### WHAT TO WORK ON
Copy out, from the entries below, each line holding the string "this".

**** RECORDED DATA

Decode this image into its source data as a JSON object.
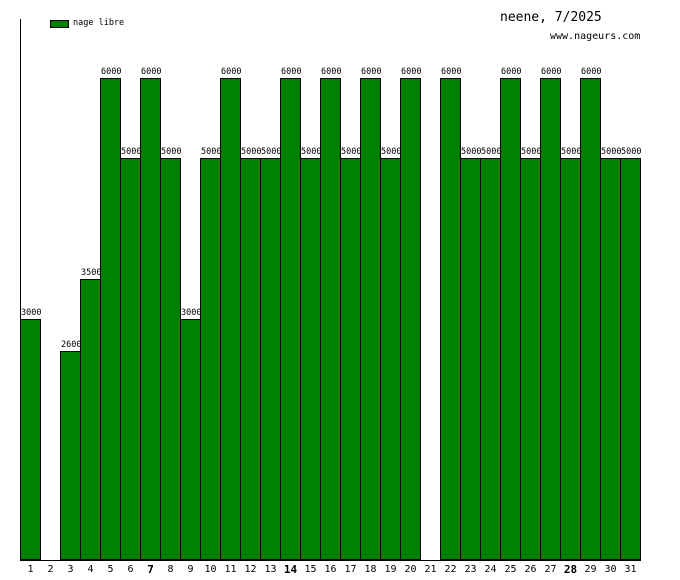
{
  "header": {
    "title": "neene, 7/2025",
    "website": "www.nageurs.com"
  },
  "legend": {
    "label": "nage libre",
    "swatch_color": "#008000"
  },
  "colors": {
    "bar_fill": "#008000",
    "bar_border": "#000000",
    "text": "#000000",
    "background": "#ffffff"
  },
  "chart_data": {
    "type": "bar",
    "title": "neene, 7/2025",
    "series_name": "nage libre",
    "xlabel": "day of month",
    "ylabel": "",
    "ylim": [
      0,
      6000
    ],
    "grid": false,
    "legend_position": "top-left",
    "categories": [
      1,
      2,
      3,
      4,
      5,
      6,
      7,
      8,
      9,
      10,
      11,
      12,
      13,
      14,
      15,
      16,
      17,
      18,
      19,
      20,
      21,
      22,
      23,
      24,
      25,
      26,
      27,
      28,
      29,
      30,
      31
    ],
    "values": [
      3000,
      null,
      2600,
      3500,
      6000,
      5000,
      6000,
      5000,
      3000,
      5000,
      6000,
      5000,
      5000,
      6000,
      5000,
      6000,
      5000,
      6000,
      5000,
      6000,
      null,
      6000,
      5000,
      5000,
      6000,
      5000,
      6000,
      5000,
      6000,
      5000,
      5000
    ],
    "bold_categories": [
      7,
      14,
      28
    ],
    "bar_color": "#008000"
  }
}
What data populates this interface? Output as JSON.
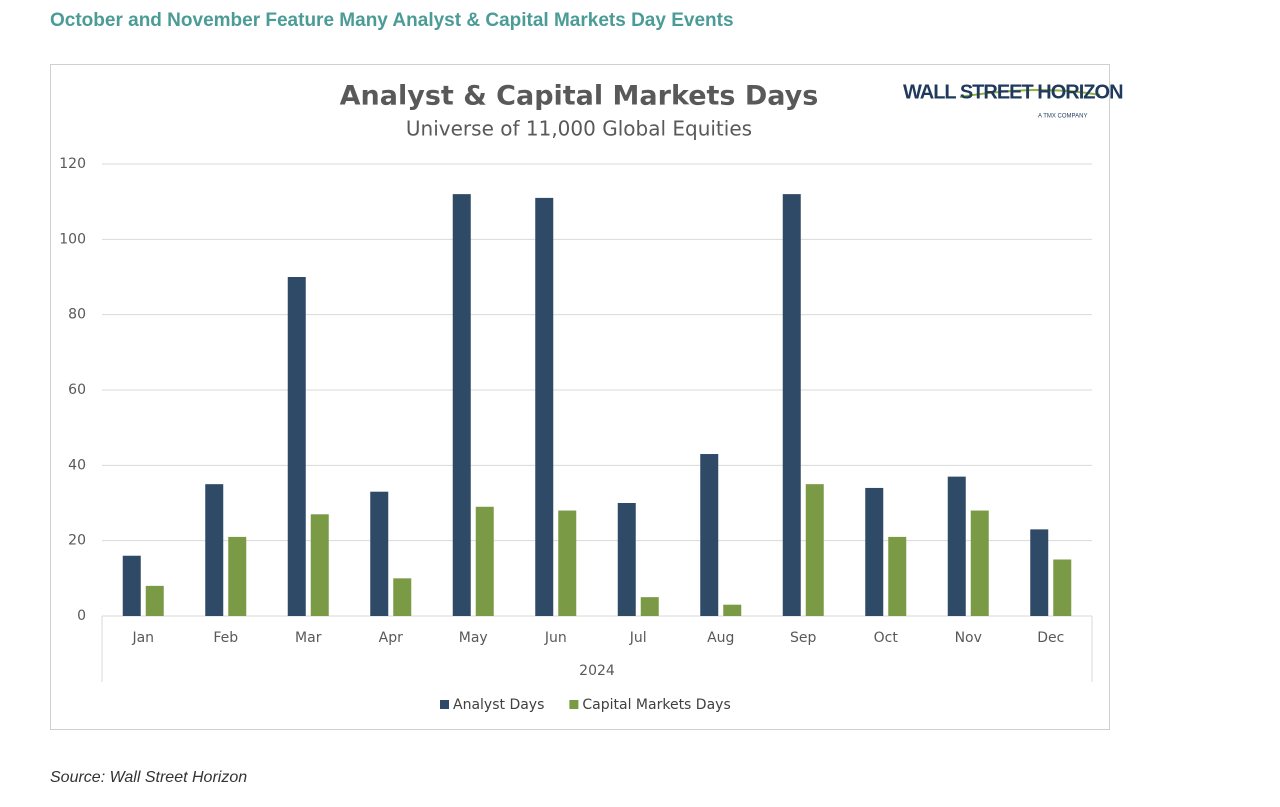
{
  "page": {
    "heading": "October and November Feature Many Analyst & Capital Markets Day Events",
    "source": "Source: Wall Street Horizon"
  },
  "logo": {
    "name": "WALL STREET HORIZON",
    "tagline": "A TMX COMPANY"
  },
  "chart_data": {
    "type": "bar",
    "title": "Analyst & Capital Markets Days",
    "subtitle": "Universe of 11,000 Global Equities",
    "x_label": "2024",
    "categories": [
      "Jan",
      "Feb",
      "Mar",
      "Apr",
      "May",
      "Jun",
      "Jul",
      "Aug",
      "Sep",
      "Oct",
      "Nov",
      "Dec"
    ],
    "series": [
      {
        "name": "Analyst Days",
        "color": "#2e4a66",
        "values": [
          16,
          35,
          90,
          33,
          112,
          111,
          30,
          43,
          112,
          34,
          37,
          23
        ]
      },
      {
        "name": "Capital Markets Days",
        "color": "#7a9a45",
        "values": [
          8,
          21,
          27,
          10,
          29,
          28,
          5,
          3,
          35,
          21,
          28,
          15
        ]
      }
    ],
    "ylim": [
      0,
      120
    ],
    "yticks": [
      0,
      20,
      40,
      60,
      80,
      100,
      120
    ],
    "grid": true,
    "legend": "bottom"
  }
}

********

### EXPECTED OUTPUT
Decode this image into its source data as a JSON object.
What data populates this interface? Output as JSON.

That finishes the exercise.